(AIM) Retype the material word for word.

(DATA FOR THE TASK)

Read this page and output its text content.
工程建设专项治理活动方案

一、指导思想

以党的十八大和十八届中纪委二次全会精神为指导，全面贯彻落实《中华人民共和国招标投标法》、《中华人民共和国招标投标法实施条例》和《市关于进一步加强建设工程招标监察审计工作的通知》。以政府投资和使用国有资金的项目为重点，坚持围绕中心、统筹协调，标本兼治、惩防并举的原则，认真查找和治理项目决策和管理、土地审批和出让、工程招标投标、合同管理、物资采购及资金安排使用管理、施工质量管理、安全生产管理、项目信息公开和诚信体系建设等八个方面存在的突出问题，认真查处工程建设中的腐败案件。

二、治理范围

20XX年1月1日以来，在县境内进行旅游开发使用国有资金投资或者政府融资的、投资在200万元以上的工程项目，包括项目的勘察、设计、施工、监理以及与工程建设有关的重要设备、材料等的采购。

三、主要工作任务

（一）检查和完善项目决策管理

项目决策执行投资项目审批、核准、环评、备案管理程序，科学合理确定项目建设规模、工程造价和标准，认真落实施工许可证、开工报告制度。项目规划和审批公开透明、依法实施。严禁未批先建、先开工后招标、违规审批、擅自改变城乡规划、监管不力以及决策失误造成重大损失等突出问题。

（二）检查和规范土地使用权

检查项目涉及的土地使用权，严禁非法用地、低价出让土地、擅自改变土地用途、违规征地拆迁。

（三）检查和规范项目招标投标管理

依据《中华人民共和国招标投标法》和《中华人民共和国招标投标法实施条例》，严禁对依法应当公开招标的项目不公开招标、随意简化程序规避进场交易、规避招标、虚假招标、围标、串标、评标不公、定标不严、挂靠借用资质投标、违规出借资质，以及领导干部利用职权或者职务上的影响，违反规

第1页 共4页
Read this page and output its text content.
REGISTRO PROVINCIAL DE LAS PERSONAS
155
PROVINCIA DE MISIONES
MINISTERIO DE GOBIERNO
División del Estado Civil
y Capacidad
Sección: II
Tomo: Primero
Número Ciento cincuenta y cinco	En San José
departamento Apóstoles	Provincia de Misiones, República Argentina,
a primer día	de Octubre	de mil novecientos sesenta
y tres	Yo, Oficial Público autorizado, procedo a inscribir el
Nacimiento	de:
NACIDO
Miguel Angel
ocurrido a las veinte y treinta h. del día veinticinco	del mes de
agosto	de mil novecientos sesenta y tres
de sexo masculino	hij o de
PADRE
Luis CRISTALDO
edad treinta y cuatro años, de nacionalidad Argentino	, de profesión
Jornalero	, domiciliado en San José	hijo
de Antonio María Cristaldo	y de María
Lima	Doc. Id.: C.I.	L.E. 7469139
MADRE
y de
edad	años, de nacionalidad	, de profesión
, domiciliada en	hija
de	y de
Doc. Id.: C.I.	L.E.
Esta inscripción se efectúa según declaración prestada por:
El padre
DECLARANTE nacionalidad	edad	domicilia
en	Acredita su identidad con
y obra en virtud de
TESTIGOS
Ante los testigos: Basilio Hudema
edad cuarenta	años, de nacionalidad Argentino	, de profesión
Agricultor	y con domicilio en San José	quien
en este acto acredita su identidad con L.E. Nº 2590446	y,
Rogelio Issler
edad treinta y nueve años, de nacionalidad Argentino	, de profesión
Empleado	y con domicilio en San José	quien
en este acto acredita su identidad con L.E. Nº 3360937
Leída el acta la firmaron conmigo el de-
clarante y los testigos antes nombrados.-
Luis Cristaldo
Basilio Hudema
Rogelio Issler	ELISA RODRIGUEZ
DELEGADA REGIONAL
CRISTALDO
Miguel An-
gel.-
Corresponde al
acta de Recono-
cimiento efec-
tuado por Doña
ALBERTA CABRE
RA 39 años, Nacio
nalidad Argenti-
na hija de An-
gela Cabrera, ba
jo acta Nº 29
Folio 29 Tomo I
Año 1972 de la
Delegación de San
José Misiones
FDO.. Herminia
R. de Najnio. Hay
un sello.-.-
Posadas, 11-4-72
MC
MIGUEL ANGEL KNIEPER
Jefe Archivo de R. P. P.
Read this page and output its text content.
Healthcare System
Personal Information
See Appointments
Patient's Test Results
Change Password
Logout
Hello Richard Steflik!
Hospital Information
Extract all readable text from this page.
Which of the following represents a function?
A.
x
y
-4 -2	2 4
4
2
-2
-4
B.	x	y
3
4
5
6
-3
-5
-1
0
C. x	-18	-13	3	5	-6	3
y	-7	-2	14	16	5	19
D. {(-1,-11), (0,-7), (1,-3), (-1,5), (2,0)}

(SOLUTION TO THIS EXERCISE)
Read this page and output its text content.
工程建设专项治理活动方案

一、指导思想

以党的十八大和十八届中纪委二次全会精神为指导，全面贯彻落实《中华人民共和国招标投标法》、《中华人民共和国招标投标法实施条例》和《市关于进一步加强建设工程招标监察审计工作的通知》。以政府投资和使用国有资金的项目为重点，坚持围绕中心、统筹协调，标本兼治、惩防并举的原则，认真查找和治理项目决策和管理、土地审批和出让、工程招标投标、合同管理、物资采购及资金安排使用管理、施工质量管理、安全生产管理、项目信息公开和诚信体系建设等八个方面存在的突出问题，认真查处工程建设中的腐败案件。

二、治理范围

20XX年1月1日以来，在县境内进行旅游开发使用国有资金投资或者政府融资的、投资在200万元以上的工程项目，包括项目的勘察、设计、施工、监理以及与工程建设有关的重要设备、材料等的采购。

三、主要工作任务

（一）检查和完善项目决策管理

项目决策执行投资项目审批、核准、环评、备案管理程序，科学合理确定项目建设规模、工程造价和标准，认真落实施工许可证、开工报告制度。项目规划和审批公开透明、依法实施。严禁未批先建、先开工后招标、违规审批、擅自改变城乡规划、监管不力以及决策失误造成重大损失等突出问题。

（二）检查和规范土地使用权

检查项目涉及的土地使用权，严禁非法用地、低价出让土地、擅自改变土地用途、违规征地拆迁。

（三）检查和规范项目招标投标管理

依据《中华人民共和国招标投标法》和《中华人民共和国招标投标法实施条例》，严禁对依法应当公开招标的项目不公开招标、随意简化程序规避进场交易、规避招标、虚假招标、围标、串标、评标不公、定标不严、挂靠借用资质投标、违规出借资质，以及领导干部利用职权或者职务上的影响，违反规

第1页 共4页
Read this page and output its text content.
REGISTRO PROVINCIAL DE LAS PERSONAS
155
PROVINCIA DE MISIONES
MINISTERIO DE GOBIERNO
División del Estado Civil
y Capacidad
Sección: II
Tomo: Primero
Número Ciento cincuenta y cinco	En San José
departamento Apóstoles	Provincia de Misiones, República Argentina,
a primer día	de Octubre	de mil novecientos sesenta
y tres	Yo, Oficial Público autorizado, procedo a inscribir el
Nacimiento	de:
NACIDO
Miguel Angel
ocurrido a las veinte y treinta h. del día veinticinco	del mes de
agosto	de mil novecientos sesenta y tres
de sexo masculino	hij o de
PADRE
Luis CRISTALDO
edad treinta y cuatro años, de nacionalidad Argentino	, de profesión
Jornalero	, domiciliado en San José	hijo
de Antonio María Cristaldo	y de María
Lima	Doc. Id.: C.I.	L.E. 7469139
MADRE
y de
edad	años, de nacionalidad	, de profesión
, domiciliada en	hija
de	y de
Doc. Id.: C.I.	L.E.
Esta inscripción se efectúa según declaración prestada por:
El padre
DECLARANTE nacionalidad	edad	domicilia
en	Acredita su identidad con
y obra en virtud de
TESTIGOS
Ante los testigos: Basilio Hudema
edad cuarenta	años, de nacionalidad Argentino	, de profesión
Agricultor	y con domicilio en San José	quien
en este acto acredita su identidad con L.E. Nº 2590446	y,
Rogelio Issler
edad treinta y nueve años, de nacionalidad Argentino	, de profesión
Empleado	y con domicilio en San José	quien
en este acto acredita su identidad con L.E. Nº 3360937
Leída el acta la firmaron conmigo el de-
clarante y los testigos antes nombrados.-
Luis Cristaldo
Basilio Hudema
Rogelio Issler	ELISA RODRIGUEZ
DELEGADA REGIONAL
CRISTALDO
Miguel An-
gel.-
Corresponde al
acta de Recono-
cimiento efec-
tuado por Doña
ALBERTA CABRE
RA 39 años, Nacio
nalidad Argenti-
na hija de An-
gela Cabrera, ba
jo acta Nº 29
Folio 29 Tomo I
Año 1972 de la
Delegación de San
José Misiones
FDO.. Herminia
R. de Najnio. Hay
un sello.-.-
Posadas, 11-4-72
MC
MIGUEL ANGEL KNIEPER
Jefe Archivo de R. P. P.
Read this page and output its text content.
Healthcare System
Personal Information
See Appointments
Patient's Test Results
Change Password
Logout
Hello Richard Steflik!
Hospital Information
Extract all readable text from this page.
Which of the following represents a function?
A.
x
y
-4 -2	2 4
4
2
-2
-4
B.	x	y
3
4
5
6
-3
-5
-1
0
C. x	-18	-13	3	5	-6	3
y	-7	-2	14	16	5	19
D. {(-1,-11), (0,-7), (1,-3), (-1,5), (2,0)}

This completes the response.